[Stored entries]
○ ○ ○ ○ ○ ○ ○

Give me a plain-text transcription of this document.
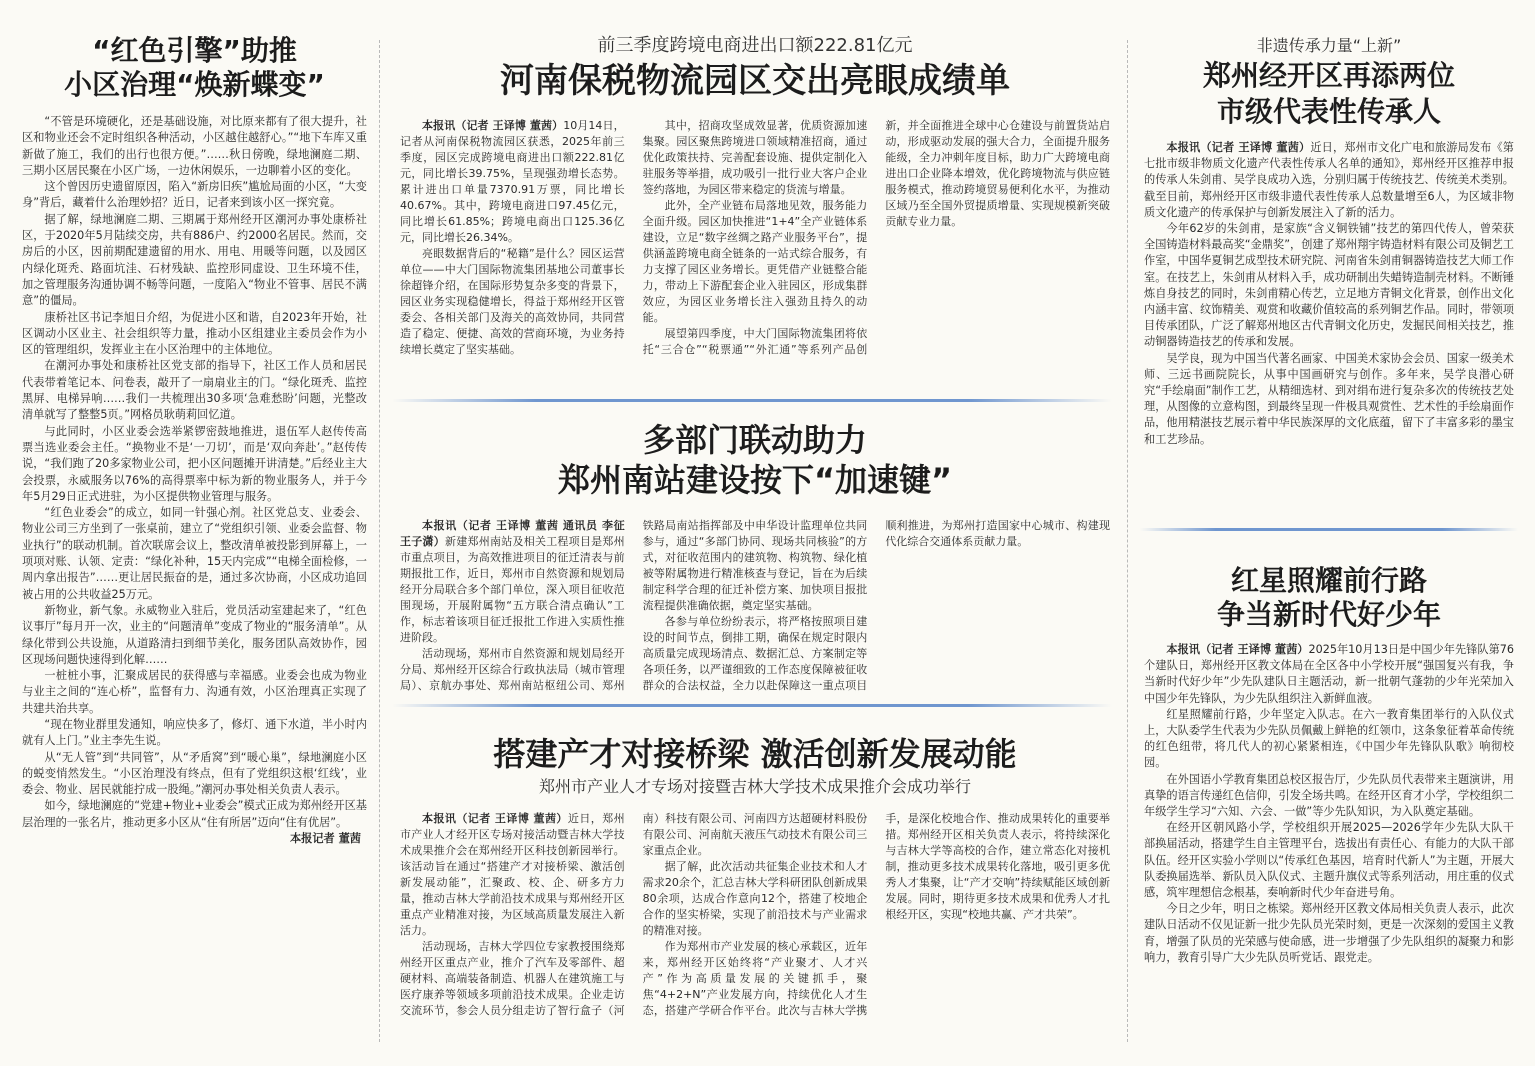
“红色引擎”助推
小区治理“焕新蝶变”

“不管是环境硬化，还是基础设施，对比原来都有了很大提升，社区和物业还会不定时组织各种活动，小区越住越舒心。”“地下车库又重新做了施工，我们的出行也很方便。”……秋日傍晚，绿地澜庭二期、三期小区居民聚在小区广场，一边休闲娱乐，一边聊着小区的变化。

这个曾因历史遗留原因，陷入“新房旧疾”尴尬局面的小区，“大变身”背后，藏着什么治理妙招？近日，记者来到该小区一探究竟。

据了解，绿地澜庭二期、三期属于郑州经开区潮河办事处康桥社区，于2020年5月陆续交房，共有886户、约2000名居民。然而，交房后的小区，因前期配建遗留的用水、用电、用暖等问题，以及园区内绿化斑秃、路面坑洼、石材残缺、监控形同虚设、卫生环境不佳，加之管理服务沟通协调不畅等问题，一度陷入“物业不管事、居民不满意”的僵局。

康桥社区书记李旭日介绍，为促进小区和谐，自2023年开始，社区调动小区业主、社会组织等力量，推动小区组建业主委员会作为小区的管理组织，发挥业主在小区治理中的主体地位。

在潮河办事处和康桥社区党支部的指导下，社区工作人员和居民代表带着笔记本、问卷表，敲开了一扇扇业主的门。“绿化斑秃、监控黑屏、电梯异响……我们一共梳理出30多项‘急难愁盼’问题，光整改清单就写了整整5页。”网格员耿萌莉回忆道。

与此同时，小区业委会选举紧锣密鼓地推进，退伍军人赵传传高票当选业委会主任。“换物业不是‘一刀切’，而是‘双向奔赴’。”赵传传说，“我们跑了20多家物业公司，把小区问题摊开讲清楚。”后经业主大会投票，永威服务以76%的高得票率中标为新的物业服务人，并于今年5月29日正式进驻，为小区提供物业管理与服务。

“红色业委会”的成立，如同一针强心剂。社区党总支、业委会、物业公司三方坐到了一张桌前，建立了“党组织引领、业委会监督、物业执行”的联动机制。首次联席会议上，整改清单被投影到屏幕上，一项项对账、认领、定责：“绿化补种，15天内完成”“电梯全面检修，一周内拿出报告”……更让居民振奋的是，通过多次协商，小区成功追回被占用的公共收益25万元。

新物业，新气象。永威物业入驻后，党员活动室建起来了，“红色议事厅”每月开一次，业主的“问题清单”变成了物业的“服务清单”。从绿化带到公共设施，从道路清扫到细节美化，服务团队高效协作，园区现场问题快速得到化解……

一桩桩小事，汇聚成居民的获得感与幸福感。业委会也成为物业与业主之间的“连心桥”，监督有力、沟通有效，小区治理真正实现了共建共治共享。

“现在物业群里发通知，响应快多了，修灯、通下水道，半小时内就有人上门。”业主李先生说。

从“无人管”到“共同管”，从“矛盾窝”到“暖心巢”，绿地澜庭小区的蜕变悄然发生。“小区治理没有终点，但有了党组织这根‘红线’，业委会、物业、居民就能拧成一股绳。”潮河办事处相关负责人表示。

如今，绿地澜庭的“党建+物业+业委会”模式正成为郑州经开区基层治理的一张名片，推动更多小区从“住有所居”迈向“住有优居”。

本报记者 董茜

前三季度跨境电商进出口额222.81亿元
河南保税物流园区交出亮眼成绩单

本报讯（记者 王译博 董茜）10月14日，记者从河南保税物流园区获悉，2025年前三季度，园区完成跨境电商进出口额222.81亿元，同比增长39.75%，呈现强劲增长态势。累计进出口单量7370.91万票，同比增长40.67%。其中，跨境电商进口97.45亿元，同比增长61.85%；跨境电商出口125.36亿元，同比增长26.34%。

亮眼数据背后的“秘籍”是什么？园区运营单位——中大门国际物流集团基地公司董事长徐超锋介绍，在国际形势复杂多变的背景下，园区业务实现稳健增长，得益于郑州经开区管委会、各相关部门及海关的高效协同，共同营造了稳定、便捷、高效的营商环境，为业务持续增长奠定了坚实基础。

其中，招商攻坚成效显著，优质资源加速集聚。园区聚焦跨境进口领域精准招商，通过优化政策扶持、完善配套设施、提供定制化入驻服务等举措，成功吸引一批行业大客户企业签约落地，为园区带来稳定的货流与增量。

此外，全产业链布局落地见效，服务能力全面升级。园区加快推进“1+4”全产业链体系建设，立足“数字丝绸之路产业服务平台”，提供涵盖跨境电商全链条的一站式综合服务，有力支撑了园区业务增长。更凭借产业链整合能力，带动上下游配套企业入驻园区，形成集群效应，为园区业务增长注入强劲且持久的动能。

展望第四季度，中大门国际物流集团将依托“三合仓”“税票通”“外汇通”等系列产品创新，并全面推进全球中心仓建设与前置货站启动，形成驱动发展的强大合力，全面提升服务能级，全力冲刺年度目标，助力广大跨境电商进出口企业降本增效，优化跨境物流与供应链服务模式，推动跨境贸易便利化水平，为推动区域乃至全国外贸提质增量、实现规模新突破贡献专业力量。

多部门联动助力
郑州南站建设按下“加速键”

本报讯（记者 王译博 董茜 通讯员 李征 王子潇）新建郑州南站及相关工程项目是郑州市重点项目，为高效推进项目的征迁清表与前期报批工作，近日，郑州市自然资源和规划局经开分局联合多个部门单位，深入项目征收范围现场，开展附属物“五方联合清点确认”工作，标志着该项目征迁报批工作进入实质性推进阶段。

活动现场，郑州市自然资源和规划局经开分局、郑州经开区综合行政执法局（城市管理局）、京航办事处、郑州南站枢纽公司、郑州铁路局南站指挥部及中申华设计监理单位共同参与，通过“多部门协同、现场共同核验”的方式，对征收范围内的建筑物、构筑物、绿化植被等附属物进行精准核查与登记，旨在为后续制定科学合理的征迁补偿方案、加快项目报批流程提供准确依据，奠定坚实基础。

各参与单位纷纷表示，将严格按照项目建设的时间节点，倒排工期，确保在规定时限内高质量完成现场清点、数据汇总、方案制定等各项任务，以严谨细致的工作态度保障被征收群众的合法权益，全力以赴保障这一重点项目顺利推进，为郑州打造国家中心城市、构建现代化综合交通体系贡献力量。

搭建产才对接桥梁 激活创新发展动能
郑州市产业人才专场对接暨吉林大学技术成果推介会成功举行

本报讯（记者 王译博 董茜）近日，郑州市产业人才经开区专场对接活动暨吉林大学技术成果推介会在郑州经开区科技创新园举行。该活动旨在通过“搭建产才对接桥梁、激活创新发展动能”，汇聚政、校、企、研多方力量，推动吉林大学前沿技术成果与郑州经开区重点产业精准对接，为区域高质量发展注入新活力。

活动现场，吉林大学四位专家教授围绕郑州经开区重点产业，推介了汽车及零部件、超硬材料、高端装备制造、机器人在建筑施工与医疗康养等领域多项前沿技术成果。企业走访交流环节，参会人员分组走访了智行盒子（河南）科技有限公司、河南四方达超硬材料股份有限公司、河南航天液压气动技术有限公司三家重点企业。

据了解，此次活动共征集企业技术和人才需求20余个，汇总吉林大学科研团队创新成果80余项，达成合作意向12个，搭建了校地企合作的坚实桥梁，实现了前沿技术与产业需求的精准对接。

作为郑州市产业发展的核心承载区，近年来，郑州经开区始终将“产业聚才、人才兴产”作为高质量发展的关键抓手，聚焦“4+2+N”产业发展方向，持续优化人才生态，搭建产学研合作平台。此次与吉林大学携手，是深化校地合作、推动成果转化的重要举措。郑州经开区相关负责人表示，将持续深化与吉林大学等高校的合作，建立常态化对接机制，推动更多技术成果转化落地，吸引更多优秀人才集聚，让“产才交响”持续赋能区域创新发展。同时，期待更多技术成果和优秀人才扎根经开区，实现“校地共赢、产才共荣”。

非遗传承力量“上新”
郑州经开区再添两位
市级代表性传承人

本报讯（记者 王译博 董茜）近日，郑州市文化广电和旅游局发布《第七批市级非物质文化遗产代表性传承人名单的通知》，郑州经开区推荐申报的传承人朱剑甫、吴学良成功入选，分别归属于传统技艺、传统美术类别。截至目前，郑州经开区市级非遗代表性传承人总数量增至6人，为区域非物质文化遗产的传承保护与创新发展注入了新的活力。

今年62岁的朱剑甫，是家族“含义铜铁铺”技艺的第四代传人，曾荣获全国铸造材料最高奖“金鼎奖”，创建了郑州翔宇铸造材料有限公司及铜艺工作室，中国华夏铜艺成型技术研究院、河南省朱剑甫铜器铸造技艺大师工作室。在技艺上，朱剑甫从材料入手，成功研制出失蜡铸造制壳材料。不断锤炼自身技艺的同时，朱剑甫精心传艺，立足地方青铜文化背景，创作出文化内涵丰富、纹饰精美、观赏和收藏价值较高的系列铜艺作品。同时，带领项目传承团队，广泛了解郑州地区古代青铜文化历史，发掘民间相关技艺，推动铜器铸造技艺的传承和发展。

吴学良，现为中国当代著名画家、中国美术家协会会员、国家一级美术师、三远书画院院长，从事中国画研究与创作。多年来，吴学良潜心研究“手绘扇面”制作工艺，从精细选材、到对绢布进行复杂多次的传统技艺处理，从图像的立意构图，到最终呈现一件极具观赏性、艺术性的手绘扇面作品，他用精湛技艺展示着中华民族深厚的文化底蕴，留下了丰富多彩的墨宝和工艺珍品。

红星照耀前行路
争当新时代好少年

本报讯（记者 王译博 董茜）2025年10月13日是中国少年先锋队第76个建队日，郑州经开区教文体局在全区各中小学校开展“强国复兴有我，争当新时代好少年”少先队建队日主题活动，新一批朝气蓬勃的少年光荣加入中国少年先锋队，为少先队组织注入新鲜血液。

红星照耀前行路，少年坚定入队志。在六一教育集团举行的入队仪式上，大队委学生代表为少先队员佩戴上鲜艳的红领巾，这条象征着革命传统的红色纽带，将几代人的初心紧紧相连，《中国少年先锋队队歌》响彻校园。

在外国语小学教育集团总校区报告厅，少先队员代表带来主题演讲，用真挚的语言传递红色信仰，引发全场共鸣。在经开区育才小学，学校组织二年级学生学习“六知、六会、一做”等少先队知识，为入队奠定基础。

在经开区朝风路小学，学校组织开展2025—2026学年少先队大队干部换届活动，搭建学生自主管理平台，选拔出有责任心、有能力的大队干部队伍。经开区实验小学则以“传承红色基因，培育时代新人”为主题，开展大队委换届选举、新队员入队仪式、主题升旗仪式等系列活动，用庄重的仪式感，筑牢理想信念根基，奏响新时代少年奋进号角。

今日之少年，明日之栋梁。郑州经开区教文体局相关负责人表示，此次建队日活动不仅见证新一批少先队员光荣时刻，更是一次深刻的爱国主义教育，增强了队员的光荣感与使命感，进一步增强了少先队组织的凝聚力和影响力，教育引导广大少先队员听党话、跟党走。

○ ○ ○ ○ ○ ○ ○

What is expected
Above are the records. Copy every line in them holding "红星照耀前行路".

Output for this task
红星照耀前行路
红星照耀前行路，少年坚定入队志。在六一教育集团举行的入队仪式上，大队委学生代表为少先队员佩戴上鲜艳的红领巾，这条象征着革命传统的红色纽带，将几代人的初心紧紧相连，《中国少年先锋队队歌》响彻校园。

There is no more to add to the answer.